TASK REQUIREMENTS:
Copy every line that contains the string "Dashboard" from the entries below.

ENTRIES SUPPLIED:
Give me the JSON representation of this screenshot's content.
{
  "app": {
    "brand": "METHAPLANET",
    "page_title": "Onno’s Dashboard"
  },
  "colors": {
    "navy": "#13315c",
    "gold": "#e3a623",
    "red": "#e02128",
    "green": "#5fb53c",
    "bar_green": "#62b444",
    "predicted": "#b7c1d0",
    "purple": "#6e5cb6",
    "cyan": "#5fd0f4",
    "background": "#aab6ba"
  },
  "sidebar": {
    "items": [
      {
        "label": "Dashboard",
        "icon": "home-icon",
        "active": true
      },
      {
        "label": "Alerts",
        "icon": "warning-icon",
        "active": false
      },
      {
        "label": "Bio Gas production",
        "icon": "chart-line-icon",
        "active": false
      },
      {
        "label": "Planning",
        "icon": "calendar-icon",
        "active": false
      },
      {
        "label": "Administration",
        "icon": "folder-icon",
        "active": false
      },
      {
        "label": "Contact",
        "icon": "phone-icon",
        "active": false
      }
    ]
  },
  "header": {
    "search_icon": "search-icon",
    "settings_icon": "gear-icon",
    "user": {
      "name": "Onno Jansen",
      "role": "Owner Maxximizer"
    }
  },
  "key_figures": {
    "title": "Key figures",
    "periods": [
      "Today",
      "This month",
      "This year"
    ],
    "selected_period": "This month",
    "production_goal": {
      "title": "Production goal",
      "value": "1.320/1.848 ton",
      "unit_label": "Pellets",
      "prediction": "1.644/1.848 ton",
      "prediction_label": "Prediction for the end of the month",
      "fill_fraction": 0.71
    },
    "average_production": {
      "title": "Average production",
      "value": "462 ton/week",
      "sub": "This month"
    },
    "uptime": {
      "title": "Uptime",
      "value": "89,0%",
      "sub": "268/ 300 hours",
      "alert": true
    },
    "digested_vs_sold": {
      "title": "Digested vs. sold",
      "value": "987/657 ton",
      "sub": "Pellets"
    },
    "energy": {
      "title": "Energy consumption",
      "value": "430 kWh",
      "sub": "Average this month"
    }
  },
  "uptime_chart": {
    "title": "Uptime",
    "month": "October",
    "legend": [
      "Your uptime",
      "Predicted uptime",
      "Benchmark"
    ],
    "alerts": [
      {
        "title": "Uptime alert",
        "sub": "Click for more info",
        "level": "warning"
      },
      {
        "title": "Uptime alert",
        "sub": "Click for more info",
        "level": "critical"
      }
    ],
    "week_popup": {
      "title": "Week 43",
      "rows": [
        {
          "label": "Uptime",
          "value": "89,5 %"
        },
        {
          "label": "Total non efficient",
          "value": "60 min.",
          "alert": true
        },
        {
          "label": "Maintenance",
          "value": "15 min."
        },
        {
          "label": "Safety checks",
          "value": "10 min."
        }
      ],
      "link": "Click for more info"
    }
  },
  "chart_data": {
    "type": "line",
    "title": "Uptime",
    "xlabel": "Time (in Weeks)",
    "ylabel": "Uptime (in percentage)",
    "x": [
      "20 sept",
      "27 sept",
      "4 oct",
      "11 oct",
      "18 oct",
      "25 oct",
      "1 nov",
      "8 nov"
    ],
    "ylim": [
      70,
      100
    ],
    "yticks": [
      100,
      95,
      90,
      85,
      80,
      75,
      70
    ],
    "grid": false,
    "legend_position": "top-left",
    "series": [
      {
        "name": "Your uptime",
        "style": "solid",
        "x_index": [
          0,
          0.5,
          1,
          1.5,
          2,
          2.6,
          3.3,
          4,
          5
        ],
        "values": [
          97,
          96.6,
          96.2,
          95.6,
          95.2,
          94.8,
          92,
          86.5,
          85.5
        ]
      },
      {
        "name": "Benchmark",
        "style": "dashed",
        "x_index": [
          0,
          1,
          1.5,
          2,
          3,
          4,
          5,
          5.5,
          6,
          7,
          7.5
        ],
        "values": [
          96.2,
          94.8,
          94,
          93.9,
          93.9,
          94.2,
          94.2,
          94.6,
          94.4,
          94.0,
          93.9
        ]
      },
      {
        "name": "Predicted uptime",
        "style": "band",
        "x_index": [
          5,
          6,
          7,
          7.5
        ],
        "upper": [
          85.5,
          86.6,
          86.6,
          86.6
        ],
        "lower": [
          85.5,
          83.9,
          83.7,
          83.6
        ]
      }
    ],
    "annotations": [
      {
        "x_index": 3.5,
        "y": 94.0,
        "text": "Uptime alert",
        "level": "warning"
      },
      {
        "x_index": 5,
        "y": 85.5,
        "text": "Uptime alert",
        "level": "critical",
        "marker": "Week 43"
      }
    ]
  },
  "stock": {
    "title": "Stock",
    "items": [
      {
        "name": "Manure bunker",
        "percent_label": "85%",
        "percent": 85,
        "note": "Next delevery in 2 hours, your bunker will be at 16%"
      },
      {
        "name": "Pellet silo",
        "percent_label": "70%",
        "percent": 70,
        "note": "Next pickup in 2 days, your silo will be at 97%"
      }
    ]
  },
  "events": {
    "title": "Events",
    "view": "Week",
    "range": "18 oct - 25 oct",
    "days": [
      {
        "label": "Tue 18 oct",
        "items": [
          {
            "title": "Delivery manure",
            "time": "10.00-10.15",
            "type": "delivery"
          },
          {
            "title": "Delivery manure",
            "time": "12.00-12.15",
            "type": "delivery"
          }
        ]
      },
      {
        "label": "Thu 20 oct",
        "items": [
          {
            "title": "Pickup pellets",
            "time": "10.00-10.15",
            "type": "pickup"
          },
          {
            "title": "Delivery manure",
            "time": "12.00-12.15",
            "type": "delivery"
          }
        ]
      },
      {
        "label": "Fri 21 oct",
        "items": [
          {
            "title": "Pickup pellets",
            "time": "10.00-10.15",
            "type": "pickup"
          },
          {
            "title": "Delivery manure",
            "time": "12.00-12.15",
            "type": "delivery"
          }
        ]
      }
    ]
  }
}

RESULT OF THE TASK:
    "page_title": "Onno’s Dashboard"
        "label": "Dashboard",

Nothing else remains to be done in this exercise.